**Dataset records on visual material**
═══
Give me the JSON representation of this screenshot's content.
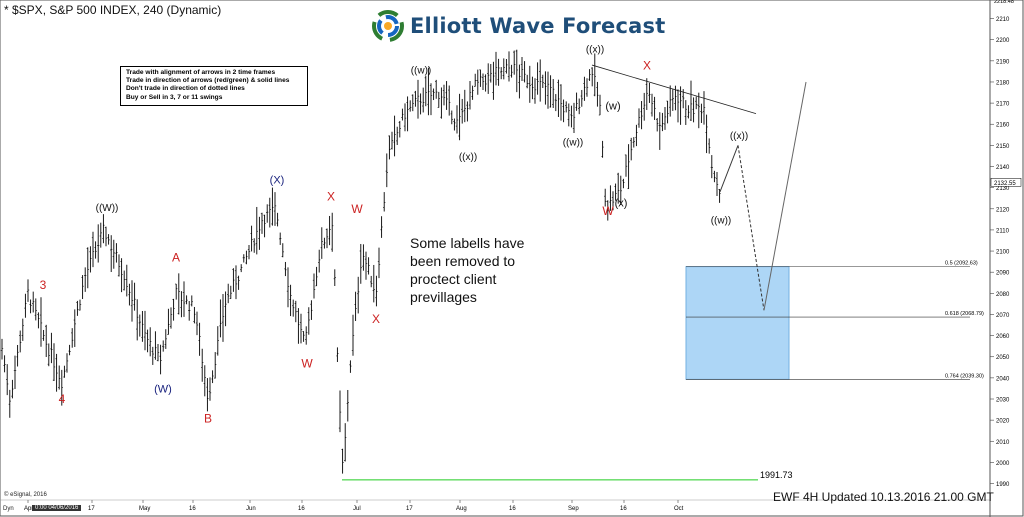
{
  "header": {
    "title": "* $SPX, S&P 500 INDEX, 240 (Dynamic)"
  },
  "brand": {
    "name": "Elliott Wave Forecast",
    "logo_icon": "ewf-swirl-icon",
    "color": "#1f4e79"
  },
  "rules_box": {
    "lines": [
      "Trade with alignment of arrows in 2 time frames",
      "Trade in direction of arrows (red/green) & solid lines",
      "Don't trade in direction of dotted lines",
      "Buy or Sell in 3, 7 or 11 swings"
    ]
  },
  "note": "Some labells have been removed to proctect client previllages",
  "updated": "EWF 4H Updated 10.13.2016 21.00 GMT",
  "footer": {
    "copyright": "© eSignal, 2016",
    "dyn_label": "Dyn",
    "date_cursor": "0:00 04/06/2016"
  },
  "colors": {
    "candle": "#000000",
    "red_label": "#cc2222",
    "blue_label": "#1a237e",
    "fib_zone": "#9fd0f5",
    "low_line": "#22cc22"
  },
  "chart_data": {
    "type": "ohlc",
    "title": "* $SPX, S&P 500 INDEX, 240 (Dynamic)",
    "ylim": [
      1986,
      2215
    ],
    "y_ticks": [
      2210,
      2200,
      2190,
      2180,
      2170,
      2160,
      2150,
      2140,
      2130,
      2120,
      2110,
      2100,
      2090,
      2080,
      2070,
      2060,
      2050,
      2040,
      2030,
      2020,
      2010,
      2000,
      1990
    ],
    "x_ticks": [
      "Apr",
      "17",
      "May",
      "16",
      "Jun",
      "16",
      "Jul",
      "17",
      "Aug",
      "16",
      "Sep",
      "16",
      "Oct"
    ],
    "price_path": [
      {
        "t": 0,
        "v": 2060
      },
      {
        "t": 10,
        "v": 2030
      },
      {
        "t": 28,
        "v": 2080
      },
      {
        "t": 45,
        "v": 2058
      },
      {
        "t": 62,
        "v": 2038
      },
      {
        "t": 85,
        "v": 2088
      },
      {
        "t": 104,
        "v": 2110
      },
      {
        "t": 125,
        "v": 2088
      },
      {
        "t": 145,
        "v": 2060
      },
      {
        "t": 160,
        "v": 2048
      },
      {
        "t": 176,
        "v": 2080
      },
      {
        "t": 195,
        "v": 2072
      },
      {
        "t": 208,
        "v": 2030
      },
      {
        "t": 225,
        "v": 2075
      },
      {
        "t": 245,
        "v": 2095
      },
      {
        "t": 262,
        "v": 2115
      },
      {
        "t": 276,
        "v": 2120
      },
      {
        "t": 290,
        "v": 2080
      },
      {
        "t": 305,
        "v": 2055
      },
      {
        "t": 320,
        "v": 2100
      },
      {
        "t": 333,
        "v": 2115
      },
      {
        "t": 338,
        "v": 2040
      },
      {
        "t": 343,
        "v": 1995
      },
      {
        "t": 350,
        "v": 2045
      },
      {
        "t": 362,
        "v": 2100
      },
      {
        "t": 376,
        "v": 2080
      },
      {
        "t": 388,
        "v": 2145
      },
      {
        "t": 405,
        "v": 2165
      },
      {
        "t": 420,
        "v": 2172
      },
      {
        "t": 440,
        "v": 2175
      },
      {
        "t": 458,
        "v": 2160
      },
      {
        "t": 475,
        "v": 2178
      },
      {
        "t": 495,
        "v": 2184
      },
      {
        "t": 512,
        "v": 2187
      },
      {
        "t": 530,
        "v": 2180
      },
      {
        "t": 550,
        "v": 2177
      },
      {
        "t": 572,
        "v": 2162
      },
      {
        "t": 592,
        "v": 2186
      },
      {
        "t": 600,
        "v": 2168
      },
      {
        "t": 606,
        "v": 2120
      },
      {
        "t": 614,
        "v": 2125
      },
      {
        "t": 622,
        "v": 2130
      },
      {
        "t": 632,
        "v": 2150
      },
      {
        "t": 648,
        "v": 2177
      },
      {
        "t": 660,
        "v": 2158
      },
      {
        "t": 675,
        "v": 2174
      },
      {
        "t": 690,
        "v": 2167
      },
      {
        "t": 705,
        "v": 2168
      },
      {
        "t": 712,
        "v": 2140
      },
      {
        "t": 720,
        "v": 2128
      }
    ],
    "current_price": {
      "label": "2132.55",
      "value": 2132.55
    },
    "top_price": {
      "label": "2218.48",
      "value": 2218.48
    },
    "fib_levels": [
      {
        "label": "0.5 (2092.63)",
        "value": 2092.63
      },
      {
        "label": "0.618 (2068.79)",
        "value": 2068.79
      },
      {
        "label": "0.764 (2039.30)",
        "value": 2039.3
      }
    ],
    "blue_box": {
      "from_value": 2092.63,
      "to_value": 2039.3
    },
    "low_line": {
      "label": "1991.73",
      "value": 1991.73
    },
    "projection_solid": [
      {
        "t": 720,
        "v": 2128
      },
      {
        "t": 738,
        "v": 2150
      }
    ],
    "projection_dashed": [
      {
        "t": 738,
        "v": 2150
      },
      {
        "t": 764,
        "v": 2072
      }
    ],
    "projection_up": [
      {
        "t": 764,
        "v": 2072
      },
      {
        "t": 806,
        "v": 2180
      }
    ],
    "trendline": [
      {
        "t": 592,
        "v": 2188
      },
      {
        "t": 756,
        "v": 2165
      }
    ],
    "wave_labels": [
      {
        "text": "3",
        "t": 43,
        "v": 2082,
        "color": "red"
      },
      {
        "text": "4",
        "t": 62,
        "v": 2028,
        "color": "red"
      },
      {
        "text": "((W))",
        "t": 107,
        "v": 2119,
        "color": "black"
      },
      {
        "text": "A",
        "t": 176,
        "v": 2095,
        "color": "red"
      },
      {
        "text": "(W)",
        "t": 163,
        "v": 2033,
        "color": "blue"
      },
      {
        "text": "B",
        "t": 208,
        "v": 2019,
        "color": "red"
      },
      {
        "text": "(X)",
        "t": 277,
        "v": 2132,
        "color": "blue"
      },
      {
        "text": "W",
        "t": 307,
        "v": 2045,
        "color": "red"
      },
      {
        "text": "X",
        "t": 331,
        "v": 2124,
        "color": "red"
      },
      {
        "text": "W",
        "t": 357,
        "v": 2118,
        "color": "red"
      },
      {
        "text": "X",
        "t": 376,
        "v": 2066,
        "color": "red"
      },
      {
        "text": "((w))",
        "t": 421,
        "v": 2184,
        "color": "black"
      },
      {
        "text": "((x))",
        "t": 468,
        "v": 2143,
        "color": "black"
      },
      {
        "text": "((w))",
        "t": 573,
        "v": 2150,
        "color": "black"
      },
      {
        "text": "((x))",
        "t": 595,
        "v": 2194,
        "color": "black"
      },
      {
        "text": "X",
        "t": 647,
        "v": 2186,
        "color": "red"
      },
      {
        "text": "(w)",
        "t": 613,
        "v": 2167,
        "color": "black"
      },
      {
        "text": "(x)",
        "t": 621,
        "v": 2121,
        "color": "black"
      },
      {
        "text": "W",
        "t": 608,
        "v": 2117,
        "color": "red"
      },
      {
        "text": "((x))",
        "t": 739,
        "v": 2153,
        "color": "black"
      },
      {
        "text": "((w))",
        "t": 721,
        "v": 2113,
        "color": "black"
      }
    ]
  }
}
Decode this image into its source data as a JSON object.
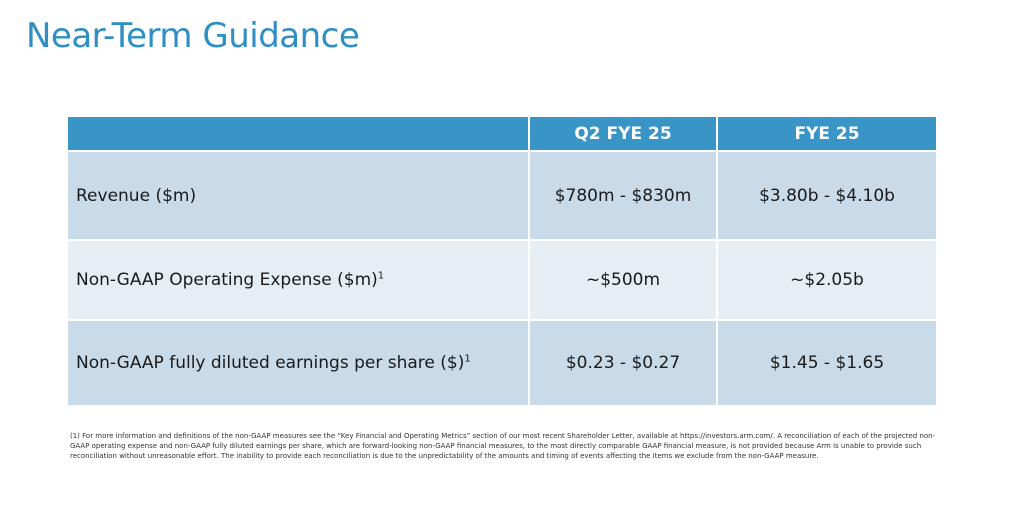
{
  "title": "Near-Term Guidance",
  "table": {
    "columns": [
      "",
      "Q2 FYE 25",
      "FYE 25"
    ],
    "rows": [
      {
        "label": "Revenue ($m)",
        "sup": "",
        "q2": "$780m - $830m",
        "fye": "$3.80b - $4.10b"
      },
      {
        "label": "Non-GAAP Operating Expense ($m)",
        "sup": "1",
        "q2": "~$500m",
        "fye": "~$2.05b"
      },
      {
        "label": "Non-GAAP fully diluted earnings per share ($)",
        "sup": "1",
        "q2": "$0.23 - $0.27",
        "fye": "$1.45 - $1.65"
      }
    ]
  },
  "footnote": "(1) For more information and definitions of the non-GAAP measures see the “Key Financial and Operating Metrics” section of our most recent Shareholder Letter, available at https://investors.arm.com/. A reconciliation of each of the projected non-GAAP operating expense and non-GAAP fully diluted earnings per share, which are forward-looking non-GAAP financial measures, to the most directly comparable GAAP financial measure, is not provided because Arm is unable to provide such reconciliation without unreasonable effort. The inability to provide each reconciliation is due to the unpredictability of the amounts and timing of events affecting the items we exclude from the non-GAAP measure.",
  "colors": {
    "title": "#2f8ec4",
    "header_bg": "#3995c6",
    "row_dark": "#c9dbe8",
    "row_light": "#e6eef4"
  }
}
═══
**Set problem**
Copy out every line from the data above that has "share" in it.

**Task solution**
        "label": "Non-GAAP fully diluted earnings per share ($)",
  "footnote": "(1) For more information and definitions of the non-GAAP measures see the “Key Financial and Operating Metrics” section of our most recent Shareholder Letter, available at https://investors.arm.com/. A reconciliation of each of the projected non-GAAP operating expense and non-GAAP fully diluted earnings per share, which are forward-looking non-GAAP financial measures, to the most directly comparable GAAP financial measure, is not provided because Arm is unable to provide such reconciliation without unreasonable effort. The inability to provide each reconciliation is due to the unpredictability of the amounts and timing of events affecting the items we exclude from the non-GAAP measure.",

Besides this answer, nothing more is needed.